§ Exercise task
Check each line for the string "земельних", then give only how many lines have it.

(begin)

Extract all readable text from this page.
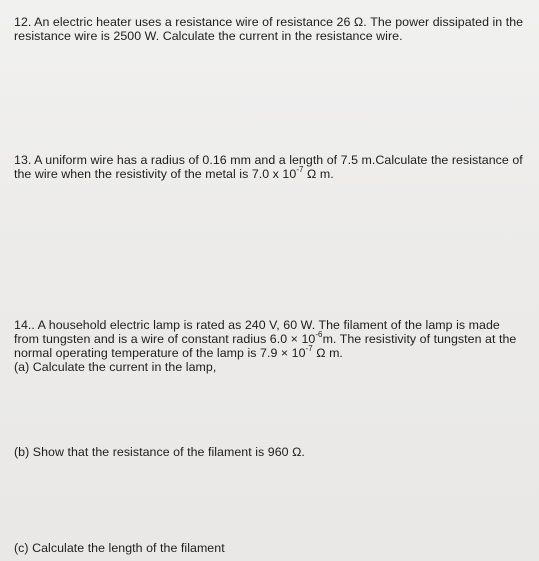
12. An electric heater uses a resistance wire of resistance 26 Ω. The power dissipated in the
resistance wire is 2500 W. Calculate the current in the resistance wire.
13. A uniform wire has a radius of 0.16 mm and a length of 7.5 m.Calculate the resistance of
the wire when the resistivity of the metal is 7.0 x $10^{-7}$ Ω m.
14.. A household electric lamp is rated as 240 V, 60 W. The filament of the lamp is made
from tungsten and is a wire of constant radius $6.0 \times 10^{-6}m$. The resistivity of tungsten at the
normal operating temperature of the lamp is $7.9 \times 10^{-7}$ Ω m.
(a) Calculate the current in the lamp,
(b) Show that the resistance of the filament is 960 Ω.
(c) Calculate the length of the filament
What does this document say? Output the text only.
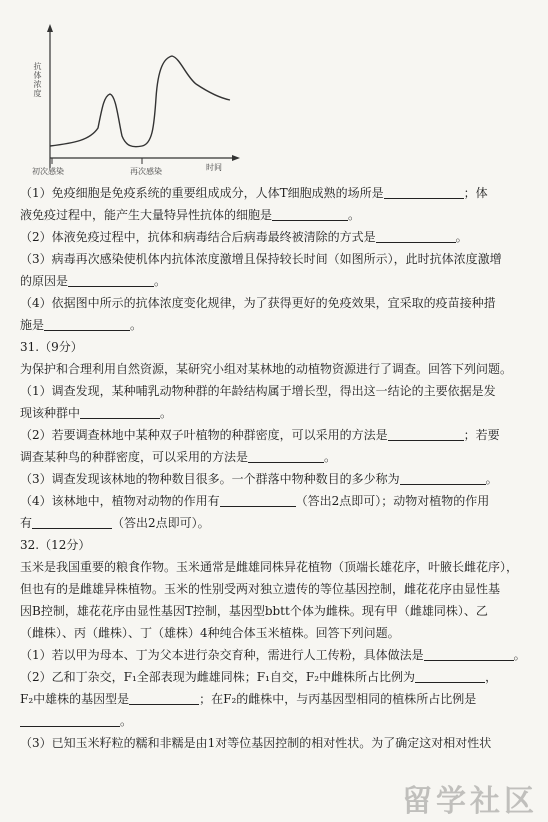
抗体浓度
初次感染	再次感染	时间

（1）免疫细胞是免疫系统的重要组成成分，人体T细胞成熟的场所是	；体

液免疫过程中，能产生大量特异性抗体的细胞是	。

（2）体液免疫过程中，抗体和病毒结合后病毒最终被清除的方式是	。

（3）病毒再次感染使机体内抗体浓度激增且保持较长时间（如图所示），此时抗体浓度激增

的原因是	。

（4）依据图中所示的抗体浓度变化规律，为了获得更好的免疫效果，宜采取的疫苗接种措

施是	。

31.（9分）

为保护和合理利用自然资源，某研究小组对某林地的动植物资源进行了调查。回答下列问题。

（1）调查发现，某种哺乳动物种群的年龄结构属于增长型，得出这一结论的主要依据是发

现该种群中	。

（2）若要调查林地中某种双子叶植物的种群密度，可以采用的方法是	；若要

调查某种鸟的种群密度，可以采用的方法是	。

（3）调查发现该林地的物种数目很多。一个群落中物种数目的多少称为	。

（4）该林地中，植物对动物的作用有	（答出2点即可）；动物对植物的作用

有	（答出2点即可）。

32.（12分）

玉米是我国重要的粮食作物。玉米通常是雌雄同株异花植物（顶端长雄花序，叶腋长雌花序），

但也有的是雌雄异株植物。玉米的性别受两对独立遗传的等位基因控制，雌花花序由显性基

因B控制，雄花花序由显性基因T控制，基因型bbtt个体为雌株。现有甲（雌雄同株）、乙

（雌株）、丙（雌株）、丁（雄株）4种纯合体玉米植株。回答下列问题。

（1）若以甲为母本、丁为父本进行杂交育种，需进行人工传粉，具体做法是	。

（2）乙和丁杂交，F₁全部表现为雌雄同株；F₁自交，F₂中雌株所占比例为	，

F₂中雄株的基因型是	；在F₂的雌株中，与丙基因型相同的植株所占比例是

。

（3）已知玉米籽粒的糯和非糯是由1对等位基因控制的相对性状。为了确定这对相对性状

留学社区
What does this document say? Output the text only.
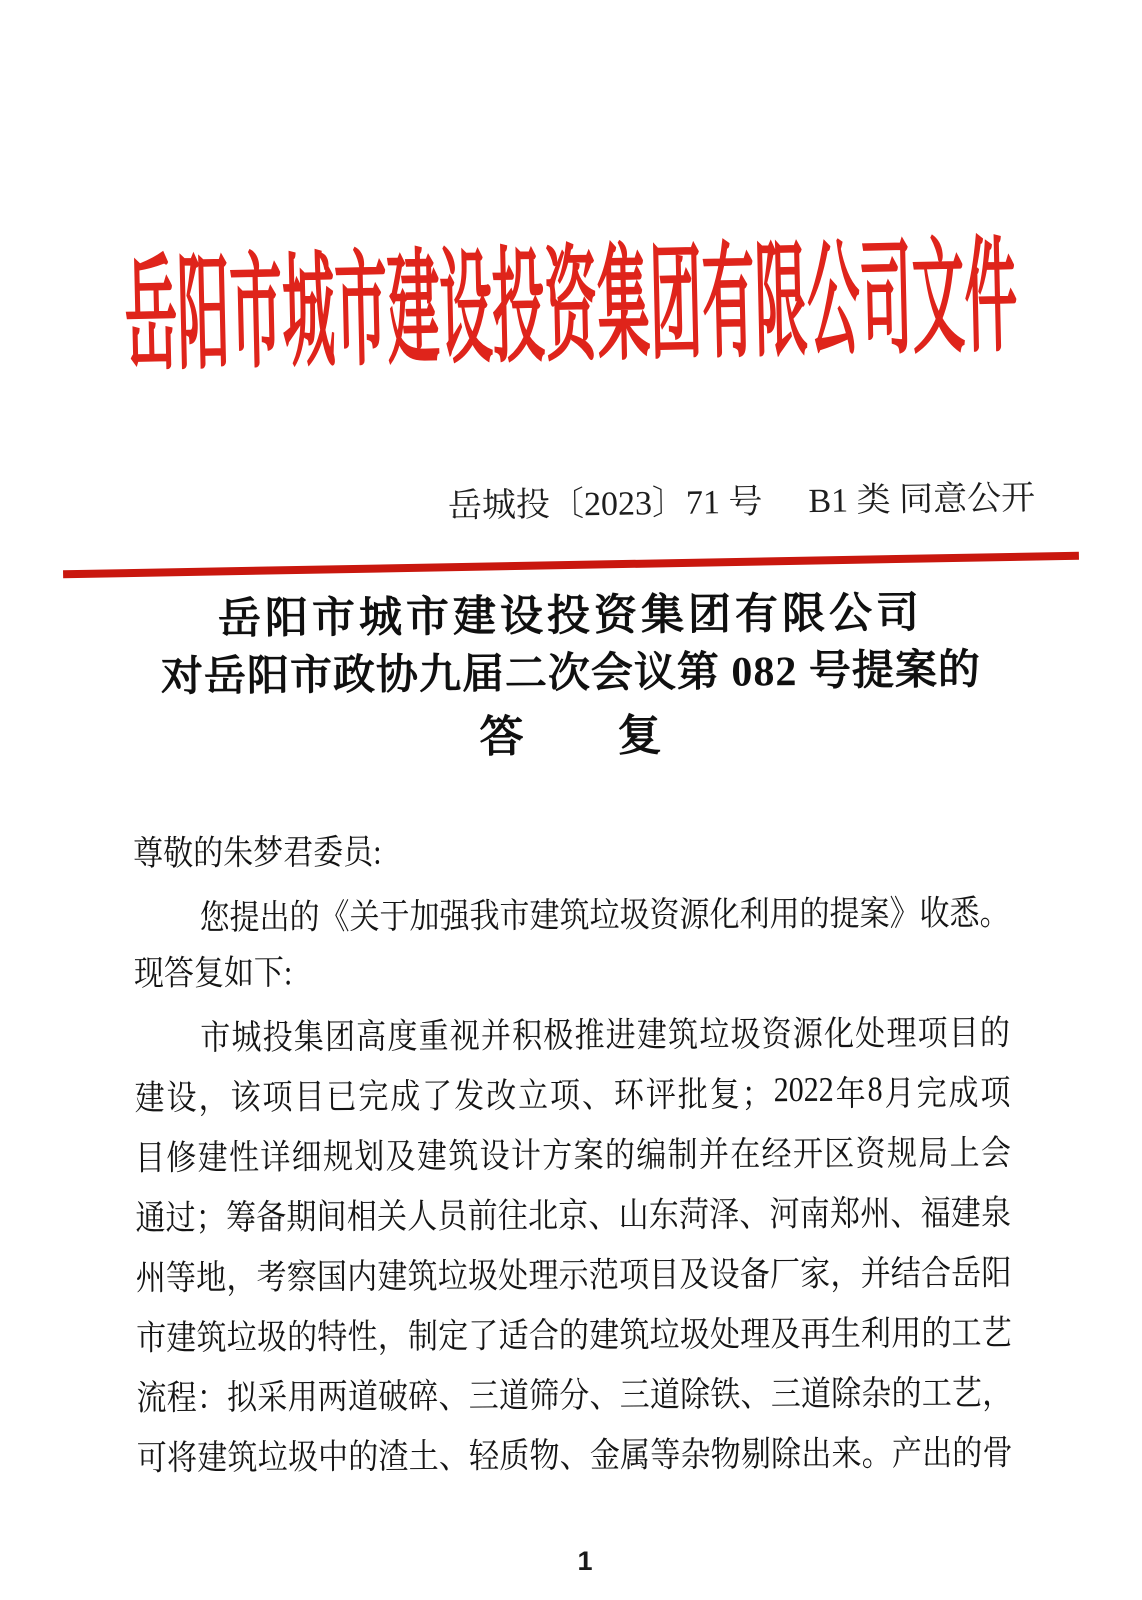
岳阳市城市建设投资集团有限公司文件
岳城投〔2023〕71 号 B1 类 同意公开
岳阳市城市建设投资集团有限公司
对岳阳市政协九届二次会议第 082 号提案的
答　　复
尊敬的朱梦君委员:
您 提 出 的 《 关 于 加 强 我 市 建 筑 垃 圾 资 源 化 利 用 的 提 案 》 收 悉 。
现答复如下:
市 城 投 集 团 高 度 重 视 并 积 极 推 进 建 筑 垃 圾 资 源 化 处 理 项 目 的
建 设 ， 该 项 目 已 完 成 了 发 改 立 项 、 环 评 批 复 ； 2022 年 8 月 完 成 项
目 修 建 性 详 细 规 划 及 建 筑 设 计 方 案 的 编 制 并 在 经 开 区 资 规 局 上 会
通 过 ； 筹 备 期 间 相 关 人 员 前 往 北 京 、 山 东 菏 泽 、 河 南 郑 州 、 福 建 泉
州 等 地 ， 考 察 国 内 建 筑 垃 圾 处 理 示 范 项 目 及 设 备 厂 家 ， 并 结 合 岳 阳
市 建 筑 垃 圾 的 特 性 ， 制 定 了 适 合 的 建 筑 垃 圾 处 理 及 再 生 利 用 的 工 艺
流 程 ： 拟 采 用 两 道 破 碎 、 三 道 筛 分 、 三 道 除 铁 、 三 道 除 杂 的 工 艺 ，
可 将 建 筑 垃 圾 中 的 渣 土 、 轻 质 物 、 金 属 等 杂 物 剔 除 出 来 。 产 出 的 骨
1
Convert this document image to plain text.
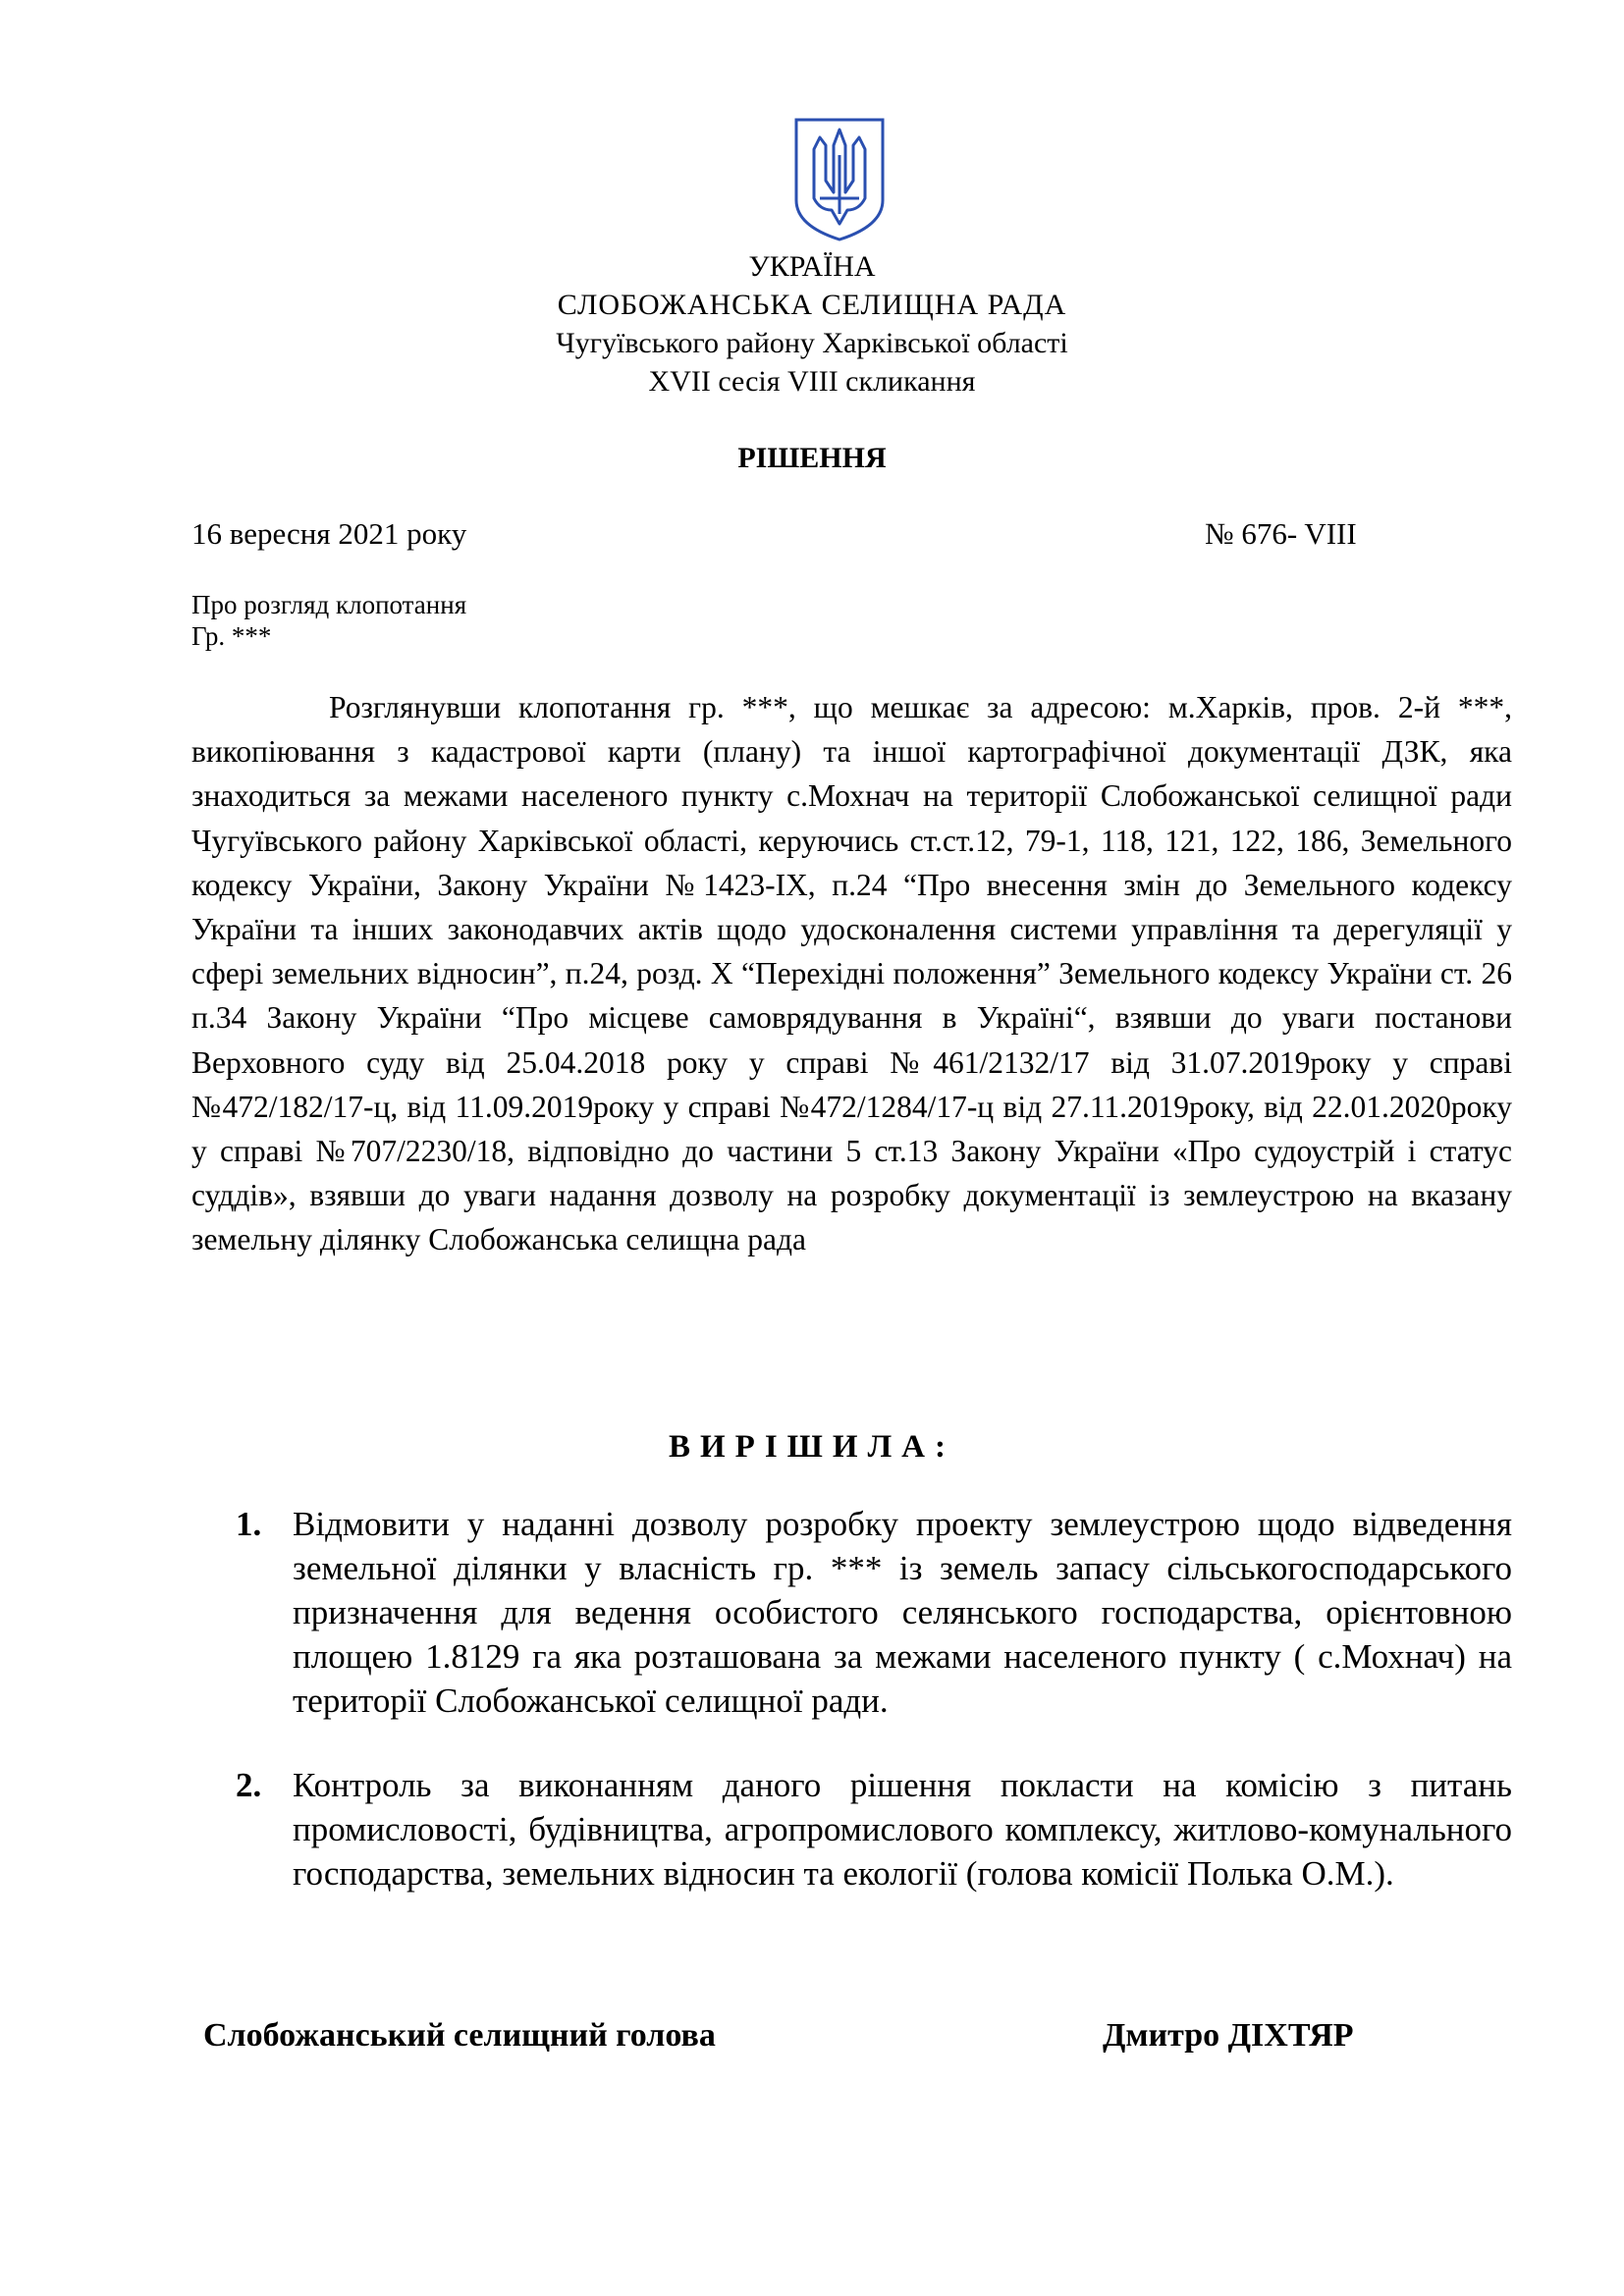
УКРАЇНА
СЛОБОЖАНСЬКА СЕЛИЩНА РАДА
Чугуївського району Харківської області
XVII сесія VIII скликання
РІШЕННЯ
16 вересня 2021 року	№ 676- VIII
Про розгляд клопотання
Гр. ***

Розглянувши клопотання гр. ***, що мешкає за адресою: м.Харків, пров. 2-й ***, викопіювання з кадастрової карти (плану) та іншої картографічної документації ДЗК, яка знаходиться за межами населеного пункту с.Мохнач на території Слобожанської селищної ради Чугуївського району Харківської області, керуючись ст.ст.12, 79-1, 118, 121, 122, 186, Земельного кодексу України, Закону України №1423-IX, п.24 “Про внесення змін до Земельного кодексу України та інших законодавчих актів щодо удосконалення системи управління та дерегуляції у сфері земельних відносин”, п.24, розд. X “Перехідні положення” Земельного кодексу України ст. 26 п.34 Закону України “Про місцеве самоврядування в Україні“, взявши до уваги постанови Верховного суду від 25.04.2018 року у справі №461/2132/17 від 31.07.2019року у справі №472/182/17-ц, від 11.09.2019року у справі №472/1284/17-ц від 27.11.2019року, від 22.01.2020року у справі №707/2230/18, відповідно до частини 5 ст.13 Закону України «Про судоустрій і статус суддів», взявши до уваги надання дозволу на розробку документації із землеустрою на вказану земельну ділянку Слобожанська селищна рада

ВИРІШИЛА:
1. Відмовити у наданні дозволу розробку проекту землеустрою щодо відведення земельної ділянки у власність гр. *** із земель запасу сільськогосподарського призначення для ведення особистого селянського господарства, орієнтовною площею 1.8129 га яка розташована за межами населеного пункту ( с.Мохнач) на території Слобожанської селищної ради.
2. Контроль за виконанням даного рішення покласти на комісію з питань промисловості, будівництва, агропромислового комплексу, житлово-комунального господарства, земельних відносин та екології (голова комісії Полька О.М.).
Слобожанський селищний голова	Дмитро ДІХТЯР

(end)

§ The result
2